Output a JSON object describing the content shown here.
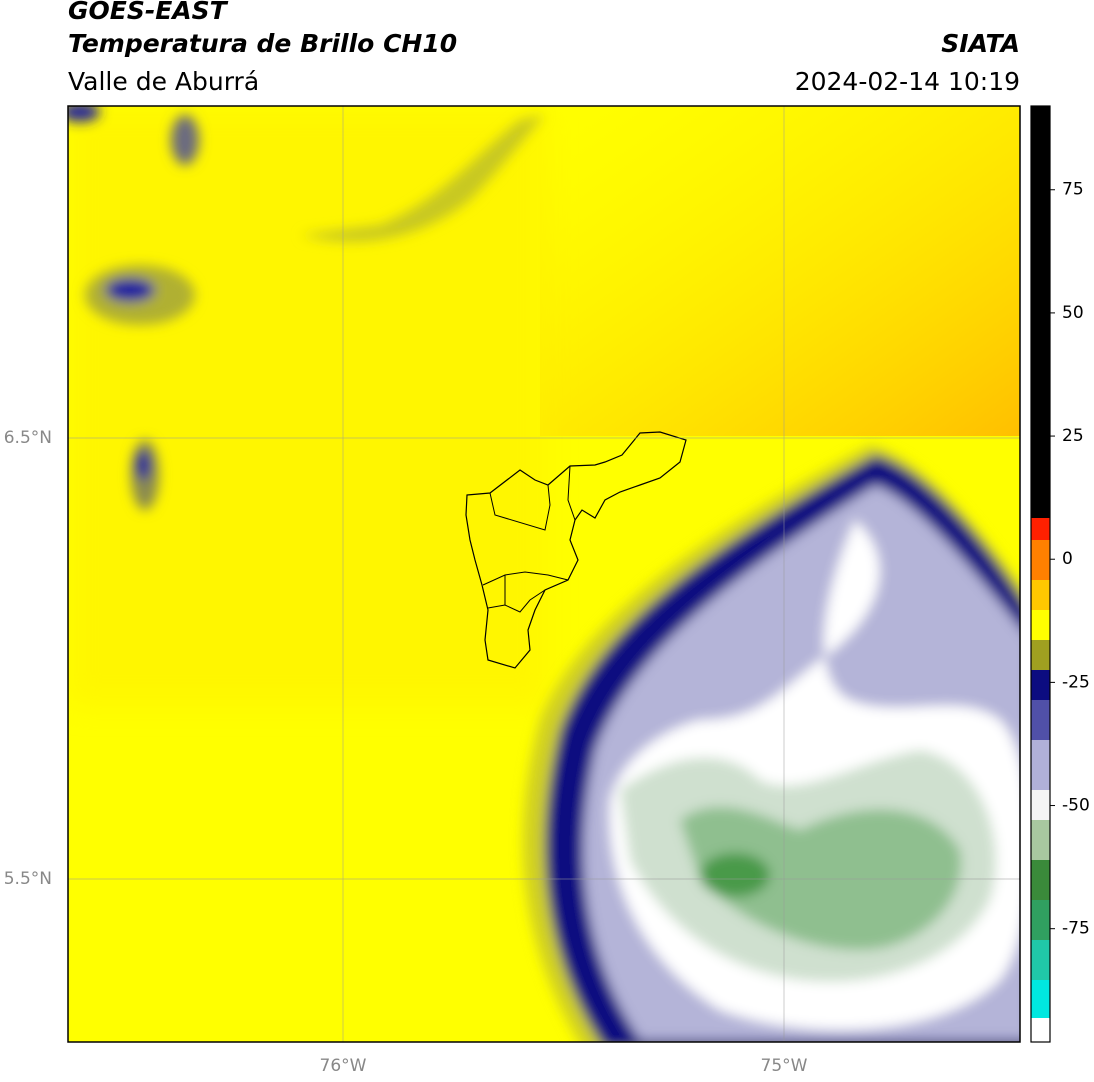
{
  "header": {
    "title": "GOES-EAST",
    "subtitle": "Temperatura de Brillo CH10",
    "region": "Valle de Aburrá",
    "source": "SIATA",
    "datetime": "2024-02-14 10:19"
  },
  "map": {
    "lon_labels": [
      "76°W",
      "75°W"
    ],
    "lat_labels": [
      "6.5°N",
      "5.5°N"
    ]
  },
  "colorbar": {
    "lim": [
      -98,
      92
    ],
    "ticks": [
      75,
      50,
      25,
      0,
      -25,
      -50,
      -75
    ]
  }
}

_Prompt:_ Transcribe the material exactly, leaving every picture out.

_Reply to the exercise:_
Output a JSON object describing the content shown here.
{
  "header": {
    "title": "GOES-EAST",
    "subtitle": "Temperatura de Brillo CH10",
    "region": "Valle de Aburrá",
    "source": "SIATA",
    "datetime": "2024-02-14 10:19"
  },
  "map": {
    "lon_labels": [
      "76°W",
      "75°W"
    ],
    "lat_labels": [
      "6.5°N",
      "5.5°N"
    ]
  },
  "colorbar": {
    "lim": [
      -98,
      92
    ],
    "ticks": [
      75,
      50,
      25,
      0,
      -25,
      -50,
      -75
    ]
  }
}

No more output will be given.